_Exercise requirements_
Only lines with the word "lalo" are needed; collect each of them from the listing below.

-- begin Input --

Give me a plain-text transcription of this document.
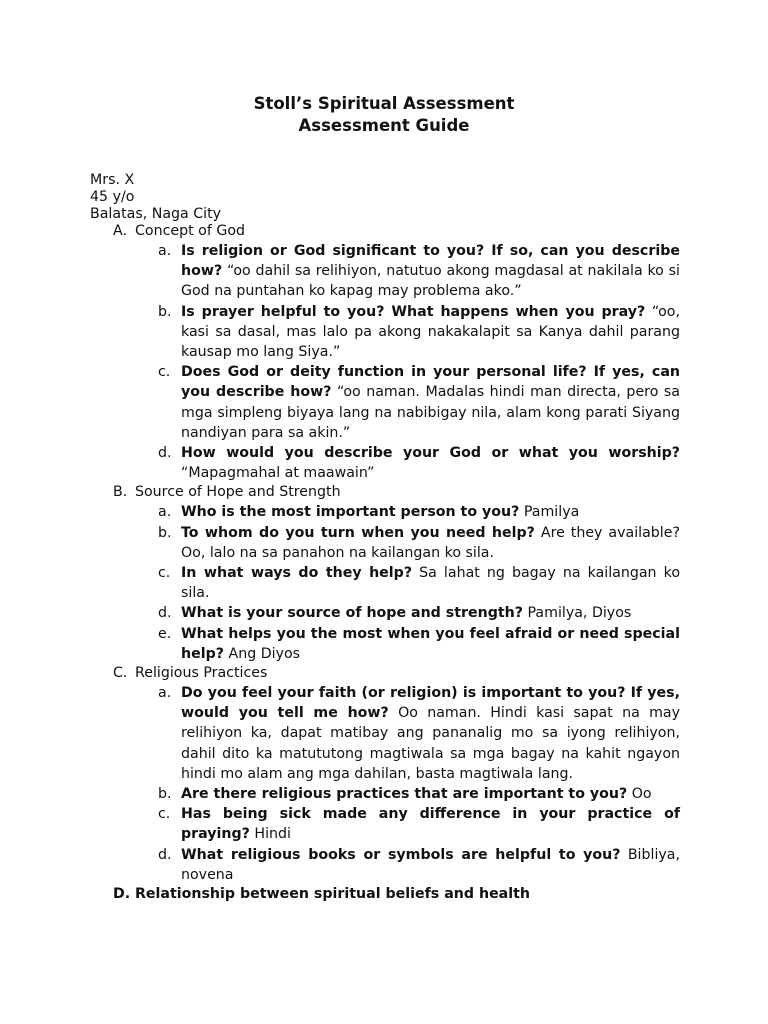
Stoll’s Spiritual Assessment
Assessment Guide
Mrs. X
45 y/o
Balatas, Naga City
A. Concept of God
a. Is religion or God significant to you? If so, can you describe how? “oo dahil sa relihiyon, natutuo akong magdasal at nakilala ko si God na puntahan ko kapag may problema ako.”
b. Is prayer helpful to you? What happens when you pray? “oo, kasi sa dasal, mas lalo pa akong nakakalapit sa Kanya dahil parang kausap mo lang Siya.”
c. Does God or deity function in your personal life? If yes, can you describe how? “oo naman. Madalas hindi man directa, pero sa mga simpleng biyaya lang na nabibigay nila, alam kong parati Siyang nandiyan para sa akin.”
d. How would you describe your God or what you worship? “Mapagmahal at maawain”
B. Source of Hope and Strength
a. Who is the most important person to you? Pamilya
b. To whom do you turn when you need help? Are they available? Oo, lalo na sa panahon na kailangan ko sila.
c. In what ways do they help? Sa lahat ng bagay na kailangan ko sila.
d. What is your source of hope and strength? Pamilya, Diyos
e. What helps you the most when you feel afraid or need special help? Ang Diyos
C. Religious Practices
a. Do you feel your faith (or religion) is important to you? If yes, would you tell me how? Oo naman. Hindi kasi sapat na may relihiyon ka, dapat matibay ang pananalig mo sa iyong relihiyon, dahil dito ka matututong magtiwala sa mga bagay na kahit ngayon hindi mo alam ang mga dahilan, basta magtiwala lang.
b. Are there religious practices that are important to you? Oo
c. Has being sick made any difference in your practice of praying? Hindi
d. What religious books or symbols are helpful to you? Bibliya, novena
D. Relationship between spiritual beliefs and health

-- end Input --

_Solution to this exercise_
b. Is prayer helpful to you? What happens when you pray? “oo, kasi sa dasal, mas lalo pa akong nakakalapit sa Kanya dahil parang kausap mo lang Siya.”
b. To whom do you turn when you need help? Are they available? Oo, lalo na sa panahon na kailangan ko sila.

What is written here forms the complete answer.